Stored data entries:
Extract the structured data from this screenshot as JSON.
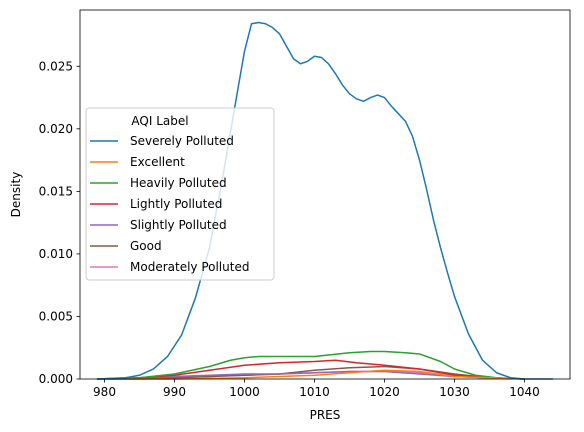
{
  "chart_data": {
    "type": "line",
    "xlabel": "PRES",
    "ylabel": "Density",
    "xlim": [
      976.5,
      1046.5
    ],
    "ylim": [
      0,
      0.0295
    ],
    "xticks": [
      980,
      990,
      1000,
      1010,
      1020,
      1030,
      1040
    ],
    "xtick_labels": [
      "980",
      "990",
      "1000",
      "1010",
      "1020",
      "1030",
      "1040"
    ],
    "yticks": [
      0.0,
      0.005,
      0.01,
      0.015,
      0.02,
      0.025
    ],
    "ytick_labels": [
      "0.000",
      "0.005",
      "0.010",
      "0.015",
      "0.020",
      "0.025"
    ],
    "grid": false,
    "legend": {
      "title": "AQI Label",
      "placement": "center-left"
    },
    "series": [
      {
        "name": "Severely Polluted",
        "color": "#1f77b4",
        "x": [
          979,
          983,
          985,
          987,
          989,
          991,
          993,
          995,
          997,
          999,
          1000,
          1001,
          1002,
          1003,
          1004,
          1005,
          1006,
          1007,
          1008,
          1009,
          1010,
          1011,
          1012,
          1013,
          1014,
          1015,
          1016,
          1017,
          1018,
          1019,
          1020,
          1021,
          1022,
          1023,
          1024,
          1025,
          1026,
          1027,
          1028,
          1029,
          1030,
          1032,
          1034,
          1036,
          1038,
          1040,
          1042,
          1044
        ],
        "y": [
          0.0,
          0.0001,
          0.0003,
          0.0008,
          0.0018,
          0.0035,
          0.0065,
          0.0105,
          0.0165,
          0.023,
          0.0262,
          0.0284,
          0.0285,
          0.0284,
          0.0281,
          0.0276,
          0.0266,
          0.0256,
          0.0252,
          0.0254,
          0.0258,
          0.0257,
          0.0252,
          0.0244,
          0.0235,
          0.0228,
          0.0224,
          0.0222,
          0.0225,
          0.0227,
          0.0225,
          0.0218,
          0.0212,
          0.0206,
          0.0194,
          0.0175,
          0.0152,
          0.0127,
          0.0105,
          0.0085,
          0.0066,
          0.0036,
          0.0015,
          0.0005,
          0.0001,
          0.0,
          0.0,
          0.0
        ]
      },
      {
        "name": "Excellent",
        "color": "#ff7f0e",
        "x": [
          979,
          990,
          1000,
          1005,
          1010,
          1015,
          1020,
          1025,
          1030,
          1035,
          1040
        ],
        "y": [
          0.0,
          0.0,
          0.0001,
          0.0002,
          0.0003,
          0.0005,
          0.0007,
          0.0006,
          0.0002,
          0.0001,
          0.0
        ]
      },
      {
        "name": "Heavily Polluted",
        "color": "#2ca02c",
        "x": [
          979,
          985,
          990,
          995,
          998,
          1000,
          1002,
          1005,
          1010,
          1015,
          1018,
          1020,
          1023,
          1025,
          1028,
          1030,
          1033,
          1036,
          1040
        ],
        "y": [
          0.0,
          0.0001,
          0.0004,
          0.001,
          0.0015,
          0.0017,
          0.0018,
          0.0018,
          0.0018,
          0.0021,
          0.0022,
          0.0022,
          0.0021,
          0.002,
          0.0014,
          0.0008,
          0.0003,
          0.0001,
          0.0
        ]
      },
      {
        "name": "Lightly Polluted",
        "color": "#d62728",
        "x": [
          979,
          985,
          990,
          995,
          1000,
          1005,
          1010,
          1013,
          1016,
          1020,
          1025,
          1030,
          1035,
          1040
        ],
        "y": [
          0.0,
          0.0001,
          0.0003,
          0.0007,
          0.0011,
          0.0013,
          0.0014,
          0.0015,
          0.0013,
          0.0011,
          0.0008,
          0.0003,
          0.0001,
          0.0
        ]
      },
      {
        "name": "Slightly Polluted",
        "color": "#9467bd",
        "x": [
          979,
          985,
          990,
          995,
          1000,
          1005,
          1010,
          1015,
          1020,
          1025,
          1030,
          1035,
          1040
        ],
        "y": [
          0.0,
          0.0001,
          0.0002,
          0.0003,
          0.0004,
          0.0004,
          0.0005,
          0.0006,
          0.0006,
          0.0004,
          0.0002,
          0.0001,
          0.0
        ]
      },
      {
        "name": "Good",
        "color": "#8c564b",
        "x": [
          979,
          985,
          990,
          995,
          1000,
          1005,
          1010,
          1015,
          1020,
          1025,
          1030,
          1035,
          1040
        ],
        "y": [
          0.0,
          0.0,
          0.0001,
          0.0002,
          0.0003,
          0.0004,
          0.0007,
          0.0009,
          0.001,
          0.0008,
          0.0004,
          0.0001,
          0.0
        ]
      },
      {
        "name": "Moderately Polluted",
        "color": "#e377c2",
        "x": [
          979,
          985,
          990,
          995,
          1000,
          1005,
          1010,
          1015,
          1020,
          1025,
          1030,
          1035,
          1040
        ],
        "y": [
          0.0,
          0.0,
          0.0001,
          0.0002,
          0.0003,
          0.0004,
          0.0005,
          0.0006,
          0.0006,
          0.0005,
          0.0002,
          0.0001,
          0.0
        ]
      }
    ]
  }
}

What to produce:
Quote every record above exactly, omitting any pictures they contain.

The answer:
Extract the structured data from this screenshot as JSON.
{
  "chart_data": {
    "type": "line",
    "xlabel": "PRES",
    "ylabel": "Density",
    "xlim": [
      976.5,
      1046.5
    ],
    "ylim": [
      0,
      0.0295
    ],
    "xticks": [
      980,
      990,
      1000,
      1010,
      1020,
      1030,
      1040
    ],
    "xtick_labels": [
      "980",
      "990",
      "1000",
      "1010",
      "1020",
      "1030",
      "1040"
    ],
    "yticks": [
      0.0,
      0.005,
      0.01,
      0.015,
      0.02,
      0.025
    ],
    "ytick_labels": [
      "0.000",
      "0.005",
      "0.010",
      "0.015",
      "0.020",
      "0.025"
    ],
    "grid": false,
    "legend": {
      "title": "AQI Label",
      "placement": "center-left"
    },
    "series": [
      {
        "name": "Severely Polluted",
        "color": "#1f77b4",
        "x": [
          979,
          983,
          985,
          987,
          989,
          991,
          993,
          995,
          997,
          999,
          1000,
          1001,
          1002,
          1003,
          1004,
          1005,
          1006,
          1007,
          1008,
          1009,
          1010,
          1011,
          1012,
          1013,
          1014,
          1015,
          1016,
          1017,
          1018,
          1019,
          1020,
          1021,
          1022,
          1023,
          1024,
          1025,
          1026,
          1027,
          1028,
          1029,
          1030,
          1032,
          1034,
          1036,
          1038,
          1040,
          1042,
          1044
        ],
        "y": [
          0.0,
          0.0001,
          0.0003,
          0.0008,
          0.0018,
          0.0035,
          0.0065,
          0.0105,
          0.0165,
          0.023,
          0.0262,
          0.0284,
          0.0285,
          0.0284,
          0.0281,
          0.0276,
          0.0266,
          0.0256,
          0.0252,
          0.0254,
          0.0258,
          0.0257,
          0.0252,
          0.0244,
          0.0235,
          0.0228,
          0.0224,
          0.0222,
          0.0225,
          0.0227,
          0.0225,
          0.0218,
          0.0212,
          0.0206,
          0.0194,
          0.0175,
          0.0152,
          0.0127,
          0.0105,
          0.0085,
          0.0066,
          0.0036,
          0.0015,
          0.0005,
          0.0001,
          0.0,
          0.0,
          0.0
        ]
      },
      {
        "name": "Excellent",
        "color": "#ff7f0e",
        "x": [
          979,
          990,
          1000,
          1005,
          1010,
          1015,
          1020,
          1025,
          1030,
          1035,
          1040
        ],
        "y": [
          0.0,
          0.0,
          0.0001,
          0.0002,
          0.0003,
          0.0005,
          0.0007,
          0.0006,
          0.0002,
          0.0001,
          0.0
        ]
      },
      {
        "name": "Heavily Polluted",
        "color": "#2ca02c",
        "x": [
          979,
          985,
          990,
          995,
          998,
          1000,
          1002,
          1005,
          1010,
          1015,
          1018,
          1020,
          1023,
          1025,
          1028,
          1030,
          1033,
          1036,
          1040
        ],
        "y": [
          0.0,
          0.0001,
          0.0004,
          0.001,
          0.0015,
          0.0017,
          0.0018,
          0.0018,
          0.0018,
          0.0021,
          0.0022,
          0.0022,
          0.0021,
          0.002,
          0.0014,
          0.0008,
          0.0003,
          0.0001,
          0.0
        ]
      },
      {
        "name": "Lightly Polluted",
        "color": "#d62728",
        "x": [
          979,
          985,
          990,
          995,
          1000,
          1005,
          1010,
          1013,
          1016,
          1020,
          1025,
          1030,
          1035,
          1040
        ],
        "y": [
          0.0,
          0.0001,
          0.0003,
          0.0007,
          0.0011,
          0.0013,
          0.0014,
          0.0015,
          0.0013,
          0.0011,
          0.0008,
          0.0003,
          0.0001,
          0.0
        ]
      },
      {
        "name": "Slightly Polluted",
        "color": "#9467bd",
        "x": [
          979,
          985,
          990,
          995,
          1000,
          1005,
          1010,
          1015,
          1020,
          1025,
          1030,
          1035,
          1040
        ],
        "y": [
          0.0,
          0.0001,
          0.0002,
          0.0003,
          0.0004,
          0.0004,
          0.0005,
          0.0006,
          0.0006,
          0.0004,
          0.0002,
          0.0001,
          0.0
        ]
      },
      {
        "name": "Good",
        "color": "#8c564b",
        "x": [
          979,
          985,
          990,
          995,
          1000,
          1005,
          1010,
          1015,
          1020,
          1025,
          1030,
          1035,
          1040
        ],
        "y": [
          0.0,
          0.0,
          0.0001,
          0.0002,
          0.0003,
          0.0004,
          0.0007,
          0.0009,
          0.001,
          0.0008,
          0.0004,
          0.0001,
          0.0
        ]
      },
      {
        "name": "Moderately Polluted",
        "color": "#e377c2",
        "x": [
          979,
          985,
          990,
          995,
          1000,
          1005,
          1010,
          1015,
          1020,
          1025,
          1030,
          1035,
          1040
        ],
        "y": [
          0.0,
          0.0,
          0.0001,
          0.0002,
          0.0003,
          0.0004,
          0.0005,
          0.0006,
          0.0006,
          0.0005,
          0.0002,
          0.0001,
          0.0
        ]
      }
    ]
  }
}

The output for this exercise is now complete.